» **Records to use**
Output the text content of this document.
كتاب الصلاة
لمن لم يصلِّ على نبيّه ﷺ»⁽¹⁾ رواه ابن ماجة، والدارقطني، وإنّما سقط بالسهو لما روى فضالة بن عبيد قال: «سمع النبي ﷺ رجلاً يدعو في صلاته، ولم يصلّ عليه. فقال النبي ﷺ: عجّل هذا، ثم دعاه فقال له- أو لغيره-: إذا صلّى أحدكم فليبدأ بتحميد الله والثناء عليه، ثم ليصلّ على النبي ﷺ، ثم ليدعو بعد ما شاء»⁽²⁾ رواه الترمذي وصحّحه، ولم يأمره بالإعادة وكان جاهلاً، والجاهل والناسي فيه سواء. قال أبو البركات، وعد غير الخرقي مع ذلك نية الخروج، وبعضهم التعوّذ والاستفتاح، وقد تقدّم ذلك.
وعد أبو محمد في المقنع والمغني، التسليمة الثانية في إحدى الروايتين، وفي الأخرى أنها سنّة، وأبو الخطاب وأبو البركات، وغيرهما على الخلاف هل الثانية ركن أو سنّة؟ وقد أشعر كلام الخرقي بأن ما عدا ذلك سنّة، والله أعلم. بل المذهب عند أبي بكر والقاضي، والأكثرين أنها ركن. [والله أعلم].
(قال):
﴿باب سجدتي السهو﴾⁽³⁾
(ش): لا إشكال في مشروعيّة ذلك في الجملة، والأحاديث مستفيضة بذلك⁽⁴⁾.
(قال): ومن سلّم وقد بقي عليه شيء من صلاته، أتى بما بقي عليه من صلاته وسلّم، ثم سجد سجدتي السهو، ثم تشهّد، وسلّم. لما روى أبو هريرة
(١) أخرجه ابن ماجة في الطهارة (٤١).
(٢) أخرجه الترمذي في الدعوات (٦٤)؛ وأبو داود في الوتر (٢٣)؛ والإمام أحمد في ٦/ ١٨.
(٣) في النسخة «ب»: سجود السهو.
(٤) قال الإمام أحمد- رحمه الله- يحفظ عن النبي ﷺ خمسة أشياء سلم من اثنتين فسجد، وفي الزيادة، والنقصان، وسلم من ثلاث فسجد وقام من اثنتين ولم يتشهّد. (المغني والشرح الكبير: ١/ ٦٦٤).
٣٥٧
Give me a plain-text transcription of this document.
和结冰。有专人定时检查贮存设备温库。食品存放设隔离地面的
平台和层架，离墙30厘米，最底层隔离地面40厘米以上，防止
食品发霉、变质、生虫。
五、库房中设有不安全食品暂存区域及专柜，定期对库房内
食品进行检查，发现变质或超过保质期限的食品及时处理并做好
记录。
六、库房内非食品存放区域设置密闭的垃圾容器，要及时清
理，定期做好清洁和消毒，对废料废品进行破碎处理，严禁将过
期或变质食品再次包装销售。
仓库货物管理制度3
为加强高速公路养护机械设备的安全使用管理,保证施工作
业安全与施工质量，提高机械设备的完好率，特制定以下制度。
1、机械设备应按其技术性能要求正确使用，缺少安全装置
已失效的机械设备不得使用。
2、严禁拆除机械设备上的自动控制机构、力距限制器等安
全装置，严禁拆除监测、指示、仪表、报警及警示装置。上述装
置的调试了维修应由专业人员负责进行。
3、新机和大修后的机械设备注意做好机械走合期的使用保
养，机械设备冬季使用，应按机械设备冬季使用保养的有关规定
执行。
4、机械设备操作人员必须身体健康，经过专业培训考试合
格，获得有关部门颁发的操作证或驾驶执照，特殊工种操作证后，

» **Exercise**
Give again only the lines starting at the one that contains "Give me a plain-text" and running to the end of the data.

» **Response to the exercise**
Give me a plain-text transcription of this document.
和结冰。有专人定时检查贮存设备温库。食品存放设隔离地面的
平台和层架，离墙30厘米，最底层隔离地面40厘米以上，防止
食品发霉、变质、生虫。
五、库房中设有不安全食品暂存区域及专柜，定期对库房内
食品进行检查，发现变质或超过保质期限的食品及时处理并做好
记录。
六、库房内非食品存放区域设置密闭的垃圾容器，要及时清
理，定期做好清洁和消毒，对废料废品进行破碎处理，严禁将过
期或变质食品再次包装销售。
仓库货物管理制度3
为加强高速公路养护机械设备的安全使用管理,保证施工作
业安全与施工质量，提高机械设备的完好率，特制定以下制度。
1、机械设备应按其技术性能要求正确使用，缺少安全装置
已失效的机械设备不得使用。
2、严禁拆除机械设备上的自动控制机构、力距限制器等安
全装置，严禁拆除监测、指示、仪表、报警及警示装置。上述装
置的调试了维修应由专业人员负责进行。
3、新机和大修后的机械设备注意做好机械走合期的使用保
养，机械设备冬季使用，应按机械设备冬季使用保养的有关规定
执行。
4、机械设备操作人员必须身体健康，经过专业培训考试合
格，获得有关部门颁发的操作证或驾驶执照，特殊工种操作证后，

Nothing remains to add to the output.